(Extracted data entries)
--- --- ---

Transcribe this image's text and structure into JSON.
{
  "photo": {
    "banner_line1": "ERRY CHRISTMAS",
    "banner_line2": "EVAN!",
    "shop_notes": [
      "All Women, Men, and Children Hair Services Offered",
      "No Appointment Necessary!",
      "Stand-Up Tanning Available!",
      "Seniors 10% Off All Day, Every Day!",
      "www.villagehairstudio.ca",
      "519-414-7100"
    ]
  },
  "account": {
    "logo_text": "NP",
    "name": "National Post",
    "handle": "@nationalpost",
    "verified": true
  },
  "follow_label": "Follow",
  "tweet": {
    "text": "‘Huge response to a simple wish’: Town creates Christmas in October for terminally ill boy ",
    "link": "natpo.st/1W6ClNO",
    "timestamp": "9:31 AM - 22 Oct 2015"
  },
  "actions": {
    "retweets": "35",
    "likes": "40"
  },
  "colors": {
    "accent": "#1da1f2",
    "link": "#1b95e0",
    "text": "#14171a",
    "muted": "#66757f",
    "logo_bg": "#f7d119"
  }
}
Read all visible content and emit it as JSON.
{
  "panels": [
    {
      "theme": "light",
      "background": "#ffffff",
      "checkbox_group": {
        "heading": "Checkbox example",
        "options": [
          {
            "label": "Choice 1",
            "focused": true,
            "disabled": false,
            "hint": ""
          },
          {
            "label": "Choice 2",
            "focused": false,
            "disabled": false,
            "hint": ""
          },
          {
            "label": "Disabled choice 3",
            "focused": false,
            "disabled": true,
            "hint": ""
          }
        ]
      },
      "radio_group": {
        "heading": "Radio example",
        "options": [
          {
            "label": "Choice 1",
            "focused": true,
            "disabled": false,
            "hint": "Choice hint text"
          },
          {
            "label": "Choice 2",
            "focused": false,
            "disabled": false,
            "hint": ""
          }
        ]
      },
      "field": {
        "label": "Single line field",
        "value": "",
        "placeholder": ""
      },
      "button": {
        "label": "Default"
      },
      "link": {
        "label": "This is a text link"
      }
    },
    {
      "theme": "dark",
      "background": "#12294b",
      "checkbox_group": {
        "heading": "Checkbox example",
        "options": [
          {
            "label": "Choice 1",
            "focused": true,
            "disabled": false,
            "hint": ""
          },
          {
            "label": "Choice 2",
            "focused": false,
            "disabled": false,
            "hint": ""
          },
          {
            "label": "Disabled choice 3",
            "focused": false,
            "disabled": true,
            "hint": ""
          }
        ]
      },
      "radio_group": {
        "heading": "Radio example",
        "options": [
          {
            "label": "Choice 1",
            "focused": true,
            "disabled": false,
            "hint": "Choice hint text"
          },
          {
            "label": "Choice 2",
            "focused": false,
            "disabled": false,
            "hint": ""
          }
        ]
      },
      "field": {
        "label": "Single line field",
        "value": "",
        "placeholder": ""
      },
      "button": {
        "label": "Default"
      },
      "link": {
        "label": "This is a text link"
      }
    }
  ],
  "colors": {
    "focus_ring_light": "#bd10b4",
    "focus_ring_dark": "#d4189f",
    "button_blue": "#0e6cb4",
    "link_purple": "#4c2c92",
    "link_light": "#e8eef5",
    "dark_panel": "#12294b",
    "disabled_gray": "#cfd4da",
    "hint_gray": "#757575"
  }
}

--- --- ---

▸ **The problem**: Print every record exactly as it was given.

▸ **The reply**:
Transcribe this image's text and structure into JSON.
{
  "photo": {
    "banner_line1": "ERRY CHRISTMAS",
    "banner_line2": "EVAN!",
    "shop_notes": [
      "All Women, Men, and Children Hair Services Offered",
      "No Appointment Necessary!",
      "Stand-Up Tanning Available!",
      "Seniors 10% Off All Day, Every Day!",
      "www.villagehairstudio.ca",
      "519-414-7100"
    ]
  },
  "account": {
    "logo_text": "NP",
    "name": "National Post",
    "handle": "@nationalpost",
    "verified": true
  },
  "follow_label": "Follow",
  "tweet": {
    "text": "‘Huge response to a simple wish’: Town creates Christmas in October for terminally ill boy ",
    "link": "natpo.st/1W6ClNO",
    "timestamp": "9:31 AM - 22 Oct 2015"
  },
  "actions": {
    "retweets": "35",
    "likes": "40"
  },
  "colors": {
    "accent": "#1da1f2",
    "link": "#1b95e0",
    "text": "#14171a",
    "muted": "#66757f",
    "logo_bg": "#f7d119"
  }
}
Read all visible content and emit it as JSON.
{
  "panels": [
    {
      "theme": "light",
      "background": "#ffffff",
      "checkbox_group": {
        "heading": "Checkbox example",
        "options": [
          {
            "label": "Choice 1",
            "focused": true,
            "disabled": false,
            "hint": ""
          },
          {
            "label": "Choice 2",
            "focused": false,
            "disabled": false,
            "hint": ""
          },
          {
            "label": "Disabled choice 3",
            "focused": false,
            "disabled": true,
            "hint": ""
          }
        ]
      },
      "radio_group": {
        "heading": "Radio example",
        "options": [
          {
            "label": "Choice 1",
            "focused": true,
            "disabled": false,
            "hint": "Choice hint text"
          },
          {
            "label": "Choice 2",
            "focused": false,
            "disabled": false,
            "hint": ""
          }
        ]
      },
      "field": {
        "label": "Single line field",
        "value": "",
        "placeholder": ""
      },
      "button": {
        "label": "Default"
      },
      "link": {
        "label": "This is a text link"
      }
    },
    {
      "theme": "dark",
      "background": "#12294b",
      "checkbox_group": {
        "heading": "Checkbox example",
        "options": [
          {
            "label": "Choice 1",
            "focused": true,
            "disabled": false,
            "hint": ""
          },
          {
            "label": "Choice 2",
            "focused": false,
            "disabled": false,
            "hint": ""
          },
          {
            "label": "Disabled choice 3",
            "focused": false,
            "disabled": true,
            "hint": ""
          }
        ]
      },
      "radio_group": {
        "heading": "Radio example",
        "options": [
          {
            "label": "Choice 1",
            "focused": true,
            "disabled": false,
            "hint": "Choice hint text"
          },
          {
            "label": "Choice 2",
            "focused": false,
            "disabled": false,
            "hint": ""
          }
        ]
      },
      "field": {
        "label": "Single line field",
        "value": "",
        "placeholder": ""
      },
      "button": {
        "label": "Default"
      },
      "link": {
        "label": "This is a text link"
      }
    }
  ],
  "colors": {
    "focus_ring_light": "#bd10b4",
    "focus_ring_dark": "#d4189f",
    "button_blue": "#0e6cb4",
    "link_purple": "#4c2c92",
    "link_light": "#e8eef5",
    "dark_panel": "#12294b",
    "disabled_gray": "#cfd4da",
    "hint_gray": "#757575"
  }
}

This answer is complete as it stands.